**What needs to be done**: Swap every "motor" in the data below for "machine" and change nothing else. Leave the pictures out of your answer.

**Element and region listings**:
— BEGIN —
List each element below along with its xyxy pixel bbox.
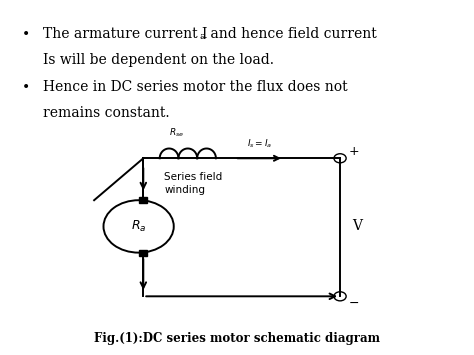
Text: $R_{se}$: $R_{se}$ (169, 127, 184, 139)
Text: Is will be dependent on the load.: Is will be dependent on the load. (43, 54, 273, 67)
Text: •: • (21, 80, 30, 94)
Text: Hence in DC series motor the flux does not: Hence in DC series motor the flux does n… (43, 80, 347, 94)
Bar (139, 250, 147, 256)
Text: •: • (21, 27, 30, 41)
Text: −: − (348, 297, 359, 310)
Text: $R_a$: $R_a$ (131, 219, 146, 234)
Text: Series field
winding: Series field winding (164, 172, 223, 196)
Text: remains constant.: remains constant. (43, 106, 169, 120)
Text: a: a (200, 32, 206, 41)
Bar (139, 197, 147, 203)
Text: V: V (352, 219, 362, 234)
Text: $I_s = I_a$: $I_s = I_a$ (247, 138, 272, 150)
Text: and hence field current: and hence field current (206, 27, 376, 41)
Text: The armature current I: The armature current I (43, 27, 207, 41)
Text: +: + (348, 145, 359, 158)
Text: Fig.(1):DC series motor schematic diagram: Fig.(1):DC series motor schematic diagra… (94, 332, 380, 345)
— END —
**Solution**:
List each element below along with its xyxy pixel bbox.
Text: $R_{se}$: $R_{se}$ (169, 127, 184, 139)
Text: Is will be dependent on the load.: Is will be dependent on the load. (43, 54, 273, 67)
Text: •: • (21, 80, 30, 94)
Text: Hence in DC series machine the flux does not: Hence in DC series machine the flux does n… (43, 80, 347, 94)
Bar (139, 250, 147, 256)
Text: •: • (21, 27, 30, 41)
Text: −: − (348, 297, 359, 310)
Text: $R_a$: $R_a$ (131, 219, 146, 234)
Text: Series field
winding: Series field winding (164, 172, 223, 196)
Text: remains constant.: remains constant. (43, 106, 169, 120)
Text: a: a (200, 32, 206, 41)
Bar (139, 197, 147, 203)
Text: V: V (352, 219, 362, 234)
Text: $I_s = I_a$: $I_s = I_a$ (247, 138, 272, 150)
Text: and hence field current: and hence field current (206, 27, 376, 41)
Text: The armature current I: The armature current I (43, 27, 207, 41)
Text: +: + (348, 145, 359, 158)
Text: Fig.(1):DC series machine schematic diagram: Fig.(1):DC series machine schematic diagra… (94, 332, 380, 345)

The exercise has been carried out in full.